**Your instructions:**
Below are the records; reproduce all of them exactly but without any images.

Data entries:
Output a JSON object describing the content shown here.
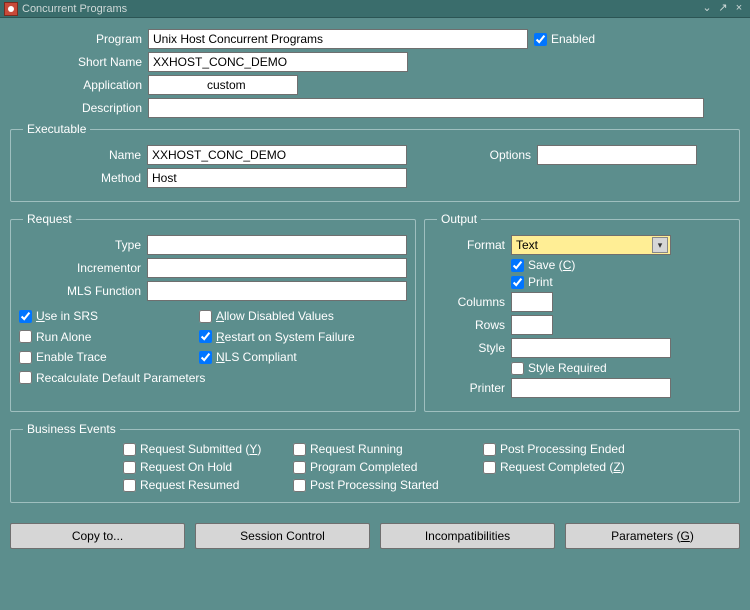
{
  "window": {
    "title": "Concurrent Programs"
  },
  "header": {
    "program_label": "Program",
    "program": "Unix Host Concurrent Programs",
    "enabled_label": "Enabled",
    "enabled": true,
    "short_name_label": "Short Name",
    "short_name": "XXHOST_CONC_DEMO",
    "application_label": "Application",
    "application": "        custom      ",
    "description_label": "Description",
    "description": ""
  },
  "executable": {
    "legend": "Executable",
    "name_label": "Name",
    "name": "XXHOST_CONC_DEMO",
    "options_label": "Options",
    "options": "",
    "method_label": "Method",
    "method": "Host"
  },
  "request": {
    "legend": "Request",
    "type_label": "Type",
    "type": "",
    "incrementor_label": "Incrementor",
    "incrementor": "",
    "mls_label": "MLS Function",
    "mls": "",
    "use_in_srs": {
      "label": "Use in SRS",
      "checked": true
    },
    "allow_disabled": {
      "label": "Allow Disabled Values",
      "checked": false
    },
    "run_alone": {
      "label": "Run Alone",
      "checked": false
    },
    "restart": {
      "label": "Restart on System Failure",
      "checked": true
    },
    "enable_trace": {
      "label": "Enable Trace",
      "checked": false
    },
    "nls_compliant": {
      "label": "NLS Compliant",
      "checked": true
    },
    "recalc": {
      "label": "Recalculate Default Parameters",
      "checked": false
    }
  },
  "output": {
    "legend": "Output",
    "format_label": "Format",
    "format": "Text",
    "save_pre": "Save (",
    "save_u": "C",
    "save_post": ")",
    "save_checked": true,
    "print_label": "Print",
    "print_checked": true,
    "columns_label": "Columns",
    "columns": "",
    "rows_label": "Rows",
    "rows": "",
    "style_label": "Style",
    "style": "",
    "style_required_label": "Style Required",
    "style_required": false,
    "printer_label": "Printer",
    "printer": ""
  },
  "biz": {
    "legend": "Business Events",
    "req_sub_pre": "Request Submitted (",
    "req_sub_u": "Y",
    "req_sub_post": ")",
    "req_running": "Request Running",
    "post_proc_ended": "Post Processing Ended",
    "req_on_hold": "Request On Hold",
    "prog_completed": "Program Completed",
    "req_compl_pre": "Request Completed (",
    "req_compl_u": "Z",
    "req_compl_post": ")",
    "req_resumed": "Request Resumed",
    "post_proc_started": "Post Processing Started"
  },
  "buttons": {
    "copy_to": "Copy to...",
    "session_control": "Session Control",
    "incompatibilities": "Incompatibilities",
    "parameters_pre": "Parameters (",
    "parameters_u": "G",
    "parameters_post": ")"
  }
}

**Written answer:**
Output a JSON object describing the content shown here.
{
  "window": {
    "title": "Concurrent Programs"
  },
  "header": {
    "program_label": "Program",
    "program": "Unix Host Concurrent Programs",
    "enabled_label": "Enabled",
    "enabled": true,
    "short_name_label": "Short Name",
    "short_name": "XXHOST_CONC_DEMO",
    "application_label": "Application",
    "application": "        custom      ",
    "description_label": "Description",
    "description": ""
  },
  "executable": {
    "legend": "Executable",
    "name_label": "Name",
    "name": "XXHOST_CONC_DEMO",
    "options_label": "Options",
    "options": "",
    "method_label": "Method",
    "method": "Host"
  },
  "request": {
    "legend": "Request",
    "type_label": "Type",
    "type": "",
    "incrementor_label": "Incrementor",
    "incrementor": "",
    "mls_label": "MLS Function",
    "mls": "",
    "use_in_srs": {
      "label": "Use in SRS",
      "checked": true
    },
    "allow_disabled": {
      "label": "Allow Disabled Values",
      "checked": false
    },
    "run_alone": {
      "label": "Run Alone",
      "checked": false
    },
    "restart": {
      "label": "Restart on System Failure",
      "checked": true
    },
    "enable_trace": {
      "label": "Enable Trace",
      "checked": false
    },
    "nls_compliant": {
      "label": "NLS Compliant",
      "checked": true
    },
    "recalc": {
      "label": "Recalculate Default Parameters",
      "checked": false
    }
  },
  "output": {
    "legend": "Output",
    "format_label": "Format",
    "format": "Text",
    "save_pre": "Save (",
    "save_u": "C",
    "save_post": ")",
    "save_checked": true,
    "print_label": "Print",
    "print_checked": true,
    "columns_label": "Columns",
    "columns": "",
    "rows_label": "Rows",
    "rows": "",
    "style_label": "Style",
    "style": "",
    "style_required_label": "Style Required",
    "style_required": false,
    "printer_label": "Printer",
    "printer": ""
  },
  "biz": {
    "legend": "Business Events",
    "req_sub_pre": "Request Submitted (",
    "req_sub_u": "Y",
    "req_sub_post": ")",
    "req_running": "Request Running",
    "post_proc_ended": "Post Processing Ended",
    "req_on_hold": "Request On Hold",
    "prog_completed": "Program Completed",
    "req_compl_pre": "Request Completed (",
    "req_compl_u": "Z",
    "req_compl_post": ")",
    "req_resumed": "Request Resumed",
    "post_proc_started": "Post Processing Started"
  },
  "buttons": {
    "copy_to": "Copy to...",
    "session_control": "Session Control",
    "incompatibilities": "Incompatibilities",
    "parameters_pre": "Parameters (",
    "parameters_u": "G",
    "parameters_post": ")"
  }
}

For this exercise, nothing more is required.